◆ The task
From the course grading policy, extract everything from "A = 90% of total, B" down to "feel you qualify." word for word.

◆ Page excerpt
****

Go to Blackboard and click on the Assignments button to see any assignments as they become available.

Grades

(1) Grades: Your total score (out of 800 points) on tests, assignments, and the final exam will determine your grade. I reserve the right to use (in a positive manner only) a “fudge factor” based on your participation in the course, especially the assistance you may inadvertently give others by posting good questions or suggestions on the discussion board.
A = 90% of total, B = 80%, C = 70%, D = 60%, F = less than 60%

(2) Tests: There will be 4 tests of 100 points each. Your lowest test grade for the semester will be dropped. If less than three tests are taken, you will receive a grade of zero for those tests short of the three minimum.  All tests will be given at the Testing Center, during a several day period, in accordance with the schedule on the syllabus. Make-up tests will be given only in emergency circumstances (with proper documentation) and only after the student has already missed one previous test. Make-up tests, if necessary will be given during the last week of the semester (final exam week).  You must contact me before the last date that the test is open in the testing center if you feel you need/deserve a make-up and state clearly the reason you feel you qualify.

****

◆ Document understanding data
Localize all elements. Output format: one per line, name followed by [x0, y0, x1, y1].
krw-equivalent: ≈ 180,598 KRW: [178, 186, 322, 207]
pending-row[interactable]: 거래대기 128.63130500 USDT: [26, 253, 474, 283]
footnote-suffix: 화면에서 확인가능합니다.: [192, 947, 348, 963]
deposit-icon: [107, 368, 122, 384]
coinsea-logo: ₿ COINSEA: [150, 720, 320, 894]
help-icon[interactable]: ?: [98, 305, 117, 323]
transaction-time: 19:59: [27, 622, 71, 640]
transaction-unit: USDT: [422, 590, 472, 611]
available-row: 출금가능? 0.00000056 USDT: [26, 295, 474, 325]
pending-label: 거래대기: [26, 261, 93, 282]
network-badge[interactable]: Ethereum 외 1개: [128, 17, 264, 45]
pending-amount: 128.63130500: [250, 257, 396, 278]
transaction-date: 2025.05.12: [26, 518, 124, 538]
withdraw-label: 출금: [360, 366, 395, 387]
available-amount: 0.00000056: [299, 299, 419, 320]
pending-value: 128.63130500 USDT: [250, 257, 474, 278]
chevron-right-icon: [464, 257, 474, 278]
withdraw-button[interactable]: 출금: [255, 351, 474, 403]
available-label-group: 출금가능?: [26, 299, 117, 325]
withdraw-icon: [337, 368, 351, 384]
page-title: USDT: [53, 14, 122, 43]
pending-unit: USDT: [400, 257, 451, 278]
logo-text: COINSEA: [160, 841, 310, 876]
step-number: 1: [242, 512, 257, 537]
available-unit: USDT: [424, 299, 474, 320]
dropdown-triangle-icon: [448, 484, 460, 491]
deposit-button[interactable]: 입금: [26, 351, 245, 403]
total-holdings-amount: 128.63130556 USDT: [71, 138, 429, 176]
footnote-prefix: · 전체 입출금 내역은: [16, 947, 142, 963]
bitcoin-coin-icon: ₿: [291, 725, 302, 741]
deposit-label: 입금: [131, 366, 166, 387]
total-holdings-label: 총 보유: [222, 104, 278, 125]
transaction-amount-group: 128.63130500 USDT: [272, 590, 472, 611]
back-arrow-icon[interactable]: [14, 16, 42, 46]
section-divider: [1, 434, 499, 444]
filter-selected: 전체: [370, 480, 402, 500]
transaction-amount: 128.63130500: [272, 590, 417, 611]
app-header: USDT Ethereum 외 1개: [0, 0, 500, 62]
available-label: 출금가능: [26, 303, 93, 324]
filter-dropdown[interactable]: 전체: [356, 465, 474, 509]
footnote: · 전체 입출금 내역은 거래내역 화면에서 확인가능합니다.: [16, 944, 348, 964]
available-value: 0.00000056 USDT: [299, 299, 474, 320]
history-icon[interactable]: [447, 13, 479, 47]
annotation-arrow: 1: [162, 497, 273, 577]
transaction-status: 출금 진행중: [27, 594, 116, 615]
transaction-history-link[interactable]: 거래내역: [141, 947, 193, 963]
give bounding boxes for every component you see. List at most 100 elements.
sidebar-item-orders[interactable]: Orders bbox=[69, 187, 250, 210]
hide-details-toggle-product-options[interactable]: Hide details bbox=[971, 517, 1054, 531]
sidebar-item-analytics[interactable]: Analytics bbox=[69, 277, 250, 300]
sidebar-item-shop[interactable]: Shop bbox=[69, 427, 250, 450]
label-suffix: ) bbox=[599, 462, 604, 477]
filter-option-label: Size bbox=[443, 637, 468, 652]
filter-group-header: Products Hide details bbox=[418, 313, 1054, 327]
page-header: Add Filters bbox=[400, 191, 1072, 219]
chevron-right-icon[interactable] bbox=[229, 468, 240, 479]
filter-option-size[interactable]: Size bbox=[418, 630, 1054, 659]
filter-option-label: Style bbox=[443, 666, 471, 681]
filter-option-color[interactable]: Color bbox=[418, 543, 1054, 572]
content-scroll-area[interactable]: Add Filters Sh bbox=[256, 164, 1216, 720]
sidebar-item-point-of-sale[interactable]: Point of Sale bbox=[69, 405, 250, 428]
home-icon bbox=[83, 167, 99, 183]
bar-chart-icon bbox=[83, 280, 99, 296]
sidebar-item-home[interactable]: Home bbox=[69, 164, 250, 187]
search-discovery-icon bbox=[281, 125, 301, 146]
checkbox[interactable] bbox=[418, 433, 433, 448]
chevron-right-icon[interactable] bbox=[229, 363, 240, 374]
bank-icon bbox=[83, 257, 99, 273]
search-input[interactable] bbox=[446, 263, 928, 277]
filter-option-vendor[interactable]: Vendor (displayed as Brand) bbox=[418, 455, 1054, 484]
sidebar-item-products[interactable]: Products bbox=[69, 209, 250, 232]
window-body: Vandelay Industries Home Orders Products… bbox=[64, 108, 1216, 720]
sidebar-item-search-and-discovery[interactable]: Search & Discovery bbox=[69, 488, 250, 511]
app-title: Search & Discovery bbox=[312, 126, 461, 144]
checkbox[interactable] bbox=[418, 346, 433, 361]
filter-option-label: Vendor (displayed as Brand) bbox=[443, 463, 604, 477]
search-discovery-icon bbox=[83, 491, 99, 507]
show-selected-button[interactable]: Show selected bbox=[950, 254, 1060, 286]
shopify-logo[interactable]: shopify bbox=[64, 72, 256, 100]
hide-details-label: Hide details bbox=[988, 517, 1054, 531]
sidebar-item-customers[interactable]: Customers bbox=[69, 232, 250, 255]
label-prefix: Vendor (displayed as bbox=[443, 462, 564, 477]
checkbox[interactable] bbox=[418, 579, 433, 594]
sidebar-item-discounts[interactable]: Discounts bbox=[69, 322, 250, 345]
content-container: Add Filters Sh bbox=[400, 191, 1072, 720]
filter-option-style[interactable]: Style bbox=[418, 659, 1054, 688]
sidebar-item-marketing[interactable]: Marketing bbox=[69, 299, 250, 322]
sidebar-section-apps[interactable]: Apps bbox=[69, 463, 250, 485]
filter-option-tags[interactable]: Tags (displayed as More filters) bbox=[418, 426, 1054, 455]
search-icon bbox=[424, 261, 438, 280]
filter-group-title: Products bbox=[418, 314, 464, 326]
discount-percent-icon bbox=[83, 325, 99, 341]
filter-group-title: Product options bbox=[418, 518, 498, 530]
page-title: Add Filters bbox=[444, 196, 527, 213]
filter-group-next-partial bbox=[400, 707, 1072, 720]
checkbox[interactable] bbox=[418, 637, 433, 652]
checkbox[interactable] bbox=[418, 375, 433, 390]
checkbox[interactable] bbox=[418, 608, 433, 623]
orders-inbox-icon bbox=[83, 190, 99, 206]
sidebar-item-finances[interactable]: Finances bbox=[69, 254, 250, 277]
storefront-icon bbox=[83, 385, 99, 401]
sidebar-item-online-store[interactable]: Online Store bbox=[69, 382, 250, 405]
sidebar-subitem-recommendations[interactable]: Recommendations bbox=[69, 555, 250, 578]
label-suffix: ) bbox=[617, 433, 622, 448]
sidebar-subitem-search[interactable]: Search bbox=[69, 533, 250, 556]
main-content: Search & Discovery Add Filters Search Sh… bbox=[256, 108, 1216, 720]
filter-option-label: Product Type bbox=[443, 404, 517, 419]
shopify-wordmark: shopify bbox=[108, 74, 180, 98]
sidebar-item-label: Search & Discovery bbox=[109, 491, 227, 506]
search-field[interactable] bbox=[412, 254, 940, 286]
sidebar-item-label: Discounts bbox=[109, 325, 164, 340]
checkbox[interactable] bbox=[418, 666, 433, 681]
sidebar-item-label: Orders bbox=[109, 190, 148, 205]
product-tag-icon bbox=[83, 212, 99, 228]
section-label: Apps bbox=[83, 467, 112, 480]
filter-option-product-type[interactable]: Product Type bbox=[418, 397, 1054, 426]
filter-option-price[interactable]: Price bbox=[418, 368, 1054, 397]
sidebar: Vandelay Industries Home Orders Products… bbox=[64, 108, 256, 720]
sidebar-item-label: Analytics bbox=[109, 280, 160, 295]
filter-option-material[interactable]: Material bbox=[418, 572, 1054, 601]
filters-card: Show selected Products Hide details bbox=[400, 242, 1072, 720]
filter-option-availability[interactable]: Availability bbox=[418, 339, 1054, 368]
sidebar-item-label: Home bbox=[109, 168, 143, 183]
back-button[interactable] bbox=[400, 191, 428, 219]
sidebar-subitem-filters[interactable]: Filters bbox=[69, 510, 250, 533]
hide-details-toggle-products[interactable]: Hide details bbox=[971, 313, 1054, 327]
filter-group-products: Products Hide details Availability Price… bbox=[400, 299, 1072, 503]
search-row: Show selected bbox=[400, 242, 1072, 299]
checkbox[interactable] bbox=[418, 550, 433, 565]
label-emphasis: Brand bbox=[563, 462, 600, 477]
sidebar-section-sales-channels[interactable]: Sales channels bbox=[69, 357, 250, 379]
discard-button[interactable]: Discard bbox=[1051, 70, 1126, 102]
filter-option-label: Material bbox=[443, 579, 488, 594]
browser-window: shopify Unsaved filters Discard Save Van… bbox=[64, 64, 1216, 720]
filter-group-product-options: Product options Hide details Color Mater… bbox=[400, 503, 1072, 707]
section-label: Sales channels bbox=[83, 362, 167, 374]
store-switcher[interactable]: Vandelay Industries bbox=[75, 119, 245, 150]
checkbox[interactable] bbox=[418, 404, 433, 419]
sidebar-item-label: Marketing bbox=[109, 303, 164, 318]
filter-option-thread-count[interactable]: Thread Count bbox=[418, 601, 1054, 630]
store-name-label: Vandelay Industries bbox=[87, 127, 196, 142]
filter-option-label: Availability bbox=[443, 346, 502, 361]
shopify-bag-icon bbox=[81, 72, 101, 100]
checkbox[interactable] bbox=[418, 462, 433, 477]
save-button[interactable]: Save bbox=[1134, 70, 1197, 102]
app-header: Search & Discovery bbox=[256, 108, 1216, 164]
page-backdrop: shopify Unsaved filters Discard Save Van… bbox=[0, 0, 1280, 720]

****

◆ Exercise response
A = 90% of total, B = 80%, C = 70%, D = 60%, F = less than 60%

(2) Tests: There will be 4 tests of 100 points each. Your lowest test grade for the semester will be dropped. If less than three tests are taken, you will receive a grade of zero for those tests short of the three minimum.  All tests will be given at the Testing Center, during a several day period, in accordance with the schedule on the syllabus. Make-up tests will be given only in emergency circumstances (with proper documentation) and only after the student has already missed one previous test. Make-up tests, if necessary will be given during the last week of the semester (final exam week).  You must contact me before the last date that the test is open in the testing center if you feel you need/deserve a make-up and state clearly the reason you feel you qualify.